Check each line below for "Sally" and report how many have it, nothing else.

Stored records:
==*==

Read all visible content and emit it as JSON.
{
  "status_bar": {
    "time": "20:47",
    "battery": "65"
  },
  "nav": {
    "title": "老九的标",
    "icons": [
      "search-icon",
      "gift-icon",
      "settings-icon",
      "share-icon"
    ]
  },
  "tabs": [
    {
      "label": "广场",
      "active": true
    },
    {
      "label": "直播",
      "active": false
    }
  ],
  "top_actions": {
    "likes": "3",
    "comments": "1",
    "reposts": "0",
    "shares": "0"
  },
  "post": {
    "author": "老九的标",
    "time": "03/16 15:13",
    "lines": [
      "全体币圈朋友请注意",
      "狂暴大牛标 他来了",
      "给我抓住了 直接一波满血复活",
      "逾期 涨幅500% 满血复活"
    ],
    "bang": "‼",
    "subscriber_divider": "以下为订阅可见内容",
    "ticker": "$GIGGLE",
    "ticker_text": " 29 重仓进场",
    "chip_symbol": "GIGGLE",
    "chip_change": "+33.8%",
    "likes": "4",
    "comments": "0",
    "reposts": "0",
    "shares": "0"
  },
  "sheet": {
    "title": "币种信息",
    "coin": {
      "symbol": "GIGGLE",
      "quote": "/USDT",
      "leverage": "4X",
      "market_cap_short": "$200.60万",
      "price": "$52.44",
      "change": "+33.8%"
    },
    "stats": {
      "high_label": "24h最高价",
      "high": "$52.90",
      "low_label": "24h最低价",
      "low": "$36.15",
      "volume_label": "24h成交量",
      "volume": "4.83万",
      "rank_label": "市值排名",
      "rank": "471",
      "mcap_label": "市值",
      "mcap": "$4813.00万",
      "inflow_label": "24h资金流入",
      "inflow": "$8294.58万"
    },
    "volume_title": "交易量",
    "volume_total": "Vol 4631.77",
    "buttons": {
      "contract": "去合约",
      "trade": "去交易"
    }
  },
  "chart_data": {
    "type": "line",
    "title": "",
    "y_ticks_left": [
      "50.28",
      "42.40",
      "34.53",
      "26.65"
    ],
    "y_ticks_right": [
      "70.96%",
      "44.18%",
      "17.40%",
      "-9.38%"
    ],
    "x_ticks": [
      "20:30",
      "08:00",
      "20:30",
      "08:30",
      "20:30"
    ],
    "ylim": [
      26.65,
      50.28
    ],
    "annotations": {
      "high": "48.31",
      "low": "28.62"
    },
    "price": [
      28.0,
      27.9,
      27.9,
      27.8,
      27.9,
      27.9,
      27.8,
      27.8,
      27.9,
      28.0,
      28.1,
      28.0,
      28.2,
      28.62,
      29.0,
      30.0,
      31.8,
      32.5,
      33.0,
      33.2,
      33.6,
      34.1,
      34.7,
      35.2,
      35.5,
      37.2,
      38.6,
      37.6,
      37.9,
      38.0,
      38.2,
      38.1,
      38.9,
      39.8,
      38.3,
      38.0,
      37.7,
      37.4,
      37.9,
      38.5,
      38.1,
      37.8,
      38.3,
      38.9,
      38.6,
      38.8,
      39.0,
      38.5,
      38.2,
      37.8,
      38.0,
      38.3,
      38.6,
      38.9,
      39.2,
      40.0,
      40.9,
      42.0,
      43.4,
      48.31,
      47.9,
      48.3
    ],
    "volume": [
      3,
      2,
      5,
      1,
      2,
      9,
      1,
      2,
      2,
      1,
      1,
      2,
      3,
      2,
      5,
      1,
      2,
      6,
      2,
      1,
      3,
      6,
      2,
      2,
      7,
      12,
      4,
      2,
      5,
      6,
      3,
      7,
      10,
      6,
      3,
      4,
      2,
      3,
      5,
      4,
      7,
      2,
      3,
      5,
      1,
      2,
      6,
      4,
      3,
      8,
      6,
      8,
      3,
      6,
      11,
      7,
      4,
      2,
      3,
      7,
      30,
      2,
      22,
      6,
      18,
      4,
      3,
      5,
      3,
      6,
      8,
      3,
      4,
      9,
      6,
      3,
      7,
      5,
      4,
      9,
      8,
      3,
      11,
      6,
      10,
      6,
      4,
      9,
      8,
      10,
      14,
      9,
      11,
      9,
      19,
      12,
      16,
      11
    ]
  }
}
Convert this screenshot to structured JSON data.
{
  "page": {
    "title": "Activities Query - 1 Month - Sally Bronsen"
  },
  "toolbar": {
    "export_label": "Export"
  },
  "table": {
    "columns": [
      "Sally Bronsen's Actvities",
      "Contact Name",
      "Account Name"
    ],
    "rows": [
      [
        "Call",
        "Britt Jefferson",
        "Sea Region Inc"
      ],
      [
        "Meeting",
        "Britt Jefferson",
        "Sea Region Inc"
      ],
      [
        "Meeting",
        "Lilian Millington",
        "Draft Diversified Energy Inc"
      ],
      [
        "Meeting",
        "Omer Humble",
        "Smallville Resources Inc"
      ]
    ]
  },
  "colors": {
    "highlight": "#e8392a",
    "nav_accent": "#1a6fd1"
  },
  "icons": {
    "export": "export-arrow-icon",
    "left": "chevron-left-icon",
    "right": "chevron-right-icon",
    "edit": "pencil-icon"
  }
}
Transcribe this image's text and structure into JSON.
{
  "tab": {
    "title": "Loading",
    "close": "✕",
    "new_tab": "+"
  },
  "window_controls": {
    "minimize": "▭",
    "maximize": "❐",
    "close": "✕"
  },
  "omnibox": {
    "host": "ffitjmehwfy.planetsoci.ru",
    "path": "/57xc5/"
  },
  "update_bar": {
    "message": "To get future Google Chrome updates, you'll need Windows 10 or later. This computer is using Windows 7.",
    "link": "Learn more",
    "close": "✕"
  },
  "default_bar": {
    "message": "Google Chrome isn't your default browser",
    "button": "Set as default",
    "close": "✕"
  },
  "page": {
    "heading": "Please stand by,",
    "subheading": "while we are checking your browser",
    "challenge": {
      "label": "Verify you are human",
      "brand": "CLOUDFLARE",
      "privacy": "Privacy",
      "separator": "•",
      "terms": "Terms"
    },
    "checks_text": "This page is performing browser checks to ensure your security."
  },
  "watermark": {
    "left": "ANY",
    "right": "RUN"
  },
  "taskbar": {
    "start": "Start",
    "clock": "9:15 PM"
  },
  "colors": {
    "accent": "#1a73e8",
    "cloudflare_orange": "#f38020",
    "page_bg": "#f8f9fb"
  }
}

==*==

The solution: 2